● YOUR TASK:
Check every line below for the word "والجيم" and show those that hold it.

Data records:
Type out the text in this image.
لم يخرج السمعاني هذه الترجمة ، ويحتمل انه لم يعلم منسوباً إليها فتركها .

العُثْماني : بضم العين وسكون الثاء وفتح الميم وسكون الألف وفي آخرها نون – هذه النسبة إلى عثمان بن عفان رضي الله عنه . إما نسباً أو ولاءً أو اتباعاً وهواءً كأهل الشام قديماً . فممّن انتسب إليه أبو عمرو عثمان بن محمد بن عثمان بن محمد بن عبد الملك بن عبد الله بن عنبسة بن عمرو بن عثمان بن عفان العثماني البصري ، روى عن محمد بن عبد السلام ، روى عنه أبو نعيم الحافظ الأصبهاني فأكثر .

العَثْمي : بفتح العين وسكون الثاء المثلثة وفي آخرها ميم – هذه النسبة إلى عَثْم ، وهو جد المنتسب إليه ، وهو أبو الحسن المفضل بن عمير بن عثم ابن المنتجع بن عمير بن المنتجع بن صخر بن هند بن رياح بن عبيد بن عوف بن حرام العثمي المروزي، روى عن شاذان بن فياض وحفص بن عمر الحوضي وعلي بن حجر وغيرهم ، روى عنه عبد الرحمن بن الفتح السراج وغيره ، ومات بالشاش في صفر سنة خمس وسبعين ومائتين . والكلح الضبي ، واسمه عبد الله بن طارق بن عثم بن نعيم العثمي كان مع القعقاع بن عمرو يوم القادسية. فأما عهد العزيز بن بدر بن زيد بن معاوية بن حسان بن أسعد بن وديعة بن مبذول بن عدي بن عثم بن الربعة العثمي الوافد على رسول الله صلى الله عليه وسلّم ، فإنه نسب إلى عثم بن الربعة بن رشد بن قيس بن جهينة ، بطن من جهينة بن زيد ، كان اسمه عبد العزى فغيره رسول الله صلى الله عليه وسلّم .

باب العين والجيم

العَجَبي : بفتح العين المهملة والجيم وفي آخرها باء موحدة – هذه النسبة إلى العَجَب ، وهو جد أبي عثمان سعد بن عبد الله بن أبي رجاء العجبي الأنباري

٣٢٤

...

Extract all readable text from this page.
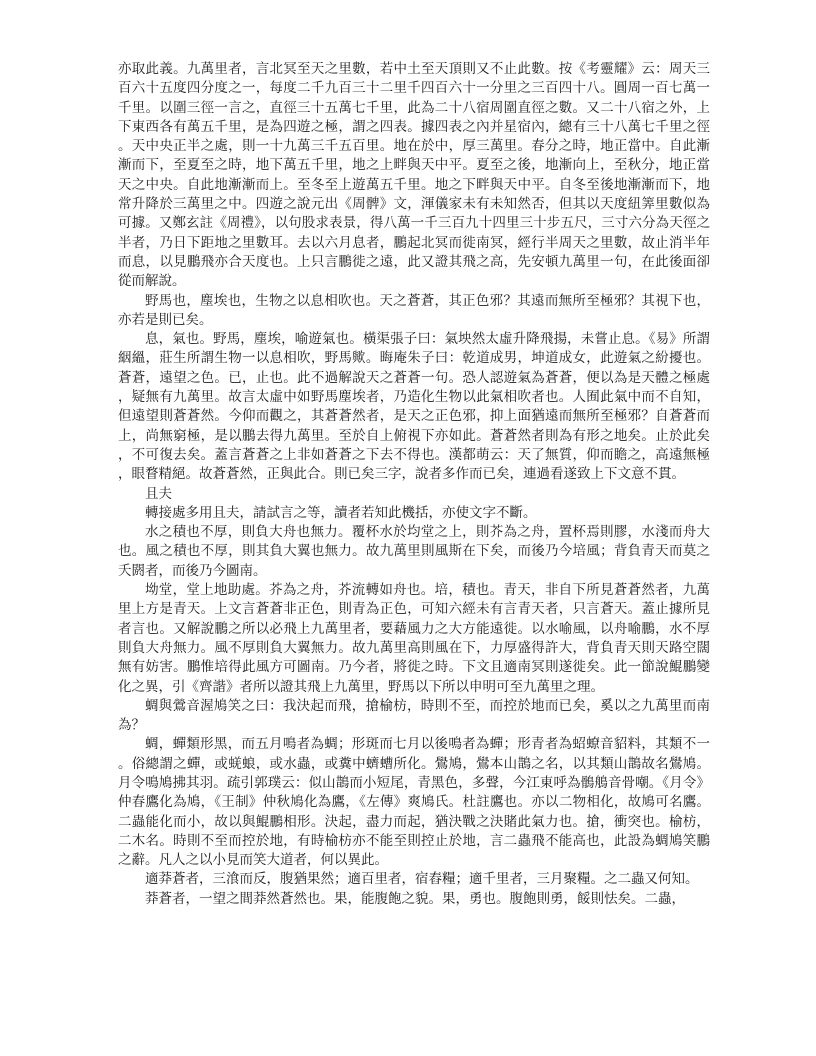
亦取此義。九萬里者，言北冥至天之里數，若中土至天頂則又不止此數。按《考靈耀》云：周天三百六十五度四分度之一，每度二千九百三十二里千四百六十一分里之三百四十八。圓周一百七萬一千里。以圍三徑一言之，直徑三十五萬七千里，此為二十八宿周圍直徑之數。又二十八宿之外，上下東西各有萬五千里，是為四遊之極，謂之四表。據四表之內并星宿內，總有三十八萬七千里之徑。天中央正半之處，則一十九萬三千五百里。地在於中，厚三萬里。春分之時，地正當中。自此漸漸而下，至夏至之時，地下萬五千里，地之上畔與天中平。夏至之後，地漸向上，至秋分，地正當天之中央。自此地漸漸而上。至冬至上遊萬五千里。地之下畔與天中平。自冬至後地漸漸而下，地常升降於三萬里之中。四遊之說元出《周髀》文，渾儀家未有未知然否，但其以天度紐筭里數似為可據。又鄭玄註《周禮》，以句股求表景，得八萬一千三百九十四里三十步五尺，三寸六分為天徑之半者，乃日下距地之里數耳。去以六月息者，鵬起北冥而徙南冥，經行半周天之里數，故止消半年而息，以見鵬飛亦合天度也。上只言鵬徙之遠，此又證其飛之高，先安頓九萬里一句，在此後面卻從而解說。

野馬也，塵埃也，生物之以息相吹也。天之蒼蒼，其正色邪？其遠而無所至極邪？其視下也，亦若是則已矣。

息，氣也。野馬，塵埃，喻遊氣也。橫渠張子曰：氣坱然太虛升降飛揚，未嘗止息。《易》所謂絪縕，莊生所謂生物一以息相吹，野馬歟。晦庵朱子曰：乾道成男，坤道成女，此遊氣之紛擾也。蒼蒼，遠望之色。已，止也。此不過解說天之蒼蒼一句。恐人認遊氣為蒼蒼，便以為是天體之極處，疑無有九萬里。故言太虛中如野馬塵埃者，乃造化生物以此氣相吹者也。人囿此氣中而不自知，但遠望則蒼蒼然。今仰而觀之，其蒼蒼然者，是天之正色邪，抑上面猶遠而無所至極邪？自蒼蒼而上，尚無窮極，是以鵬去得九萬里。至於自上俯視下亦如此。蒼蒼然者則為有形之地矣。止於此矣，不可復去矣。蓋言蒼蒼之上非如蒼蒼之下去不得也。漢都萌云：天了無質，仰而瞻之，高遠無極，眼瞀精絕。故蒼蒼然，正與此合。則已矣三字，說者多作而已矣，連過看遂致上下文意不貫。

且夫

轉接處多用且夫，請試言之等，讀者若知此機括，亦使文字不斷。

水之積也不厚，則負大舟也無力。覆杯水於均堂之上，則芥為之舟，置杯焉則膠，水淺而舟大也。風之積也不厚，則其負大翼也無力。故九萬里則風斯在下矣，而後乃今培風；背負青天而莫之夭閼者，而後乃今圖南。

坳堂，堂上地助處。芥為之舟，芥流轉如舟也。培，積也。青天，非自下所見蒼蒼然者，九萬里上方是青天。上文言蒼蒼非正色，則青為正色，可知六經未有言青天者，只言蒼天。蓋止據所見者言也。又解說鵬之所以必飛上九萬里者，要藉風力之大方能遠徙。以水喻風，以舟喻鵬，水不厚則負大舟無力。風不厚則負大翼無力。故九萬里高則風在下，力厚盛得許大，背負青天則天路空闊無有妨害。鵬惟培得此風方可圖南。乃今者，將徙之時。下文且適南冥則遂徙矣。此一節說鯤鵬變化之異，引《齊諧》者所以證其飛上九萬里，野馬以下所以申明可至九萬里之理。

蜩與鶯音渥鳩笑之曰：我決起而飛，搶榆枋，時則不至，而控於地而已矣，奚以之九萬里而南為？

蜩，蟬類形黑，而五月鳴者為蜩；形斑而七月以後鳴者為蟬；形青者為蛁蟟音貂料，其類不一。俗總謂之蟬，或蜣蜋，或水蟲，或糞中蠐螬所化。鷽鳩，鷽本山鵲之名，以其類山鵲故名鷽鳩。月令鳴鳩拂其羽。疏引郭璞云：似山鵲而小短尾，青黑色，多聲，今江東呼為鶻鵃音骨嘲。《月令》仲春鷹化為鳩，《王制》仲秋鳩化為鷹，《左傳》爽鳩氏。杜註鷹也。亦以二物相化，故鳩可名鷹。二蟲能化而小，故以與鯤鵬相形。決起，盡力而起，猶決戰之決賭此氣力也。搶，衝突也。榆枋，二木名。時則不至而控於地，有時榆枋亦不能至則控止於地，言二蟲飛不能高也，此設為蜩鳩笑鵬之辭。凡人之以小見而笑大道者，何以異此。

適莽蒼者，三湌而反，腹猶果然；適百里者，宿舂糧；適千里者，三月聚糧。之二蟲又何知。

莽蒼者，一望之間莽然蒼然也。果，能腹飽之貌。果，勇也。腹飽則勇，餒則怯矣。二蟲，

● RESPONSE TO THE EXERCISE:
باب العين والجيم
العَجَبي : بفتح العين المهملة والجيم وفي آخرها باء موحدة – هذه النسبة إلى العَجَب ، وهو جد أبي عثمان سعد بن عبد الله بن أبي رجاء العجبي الأنباري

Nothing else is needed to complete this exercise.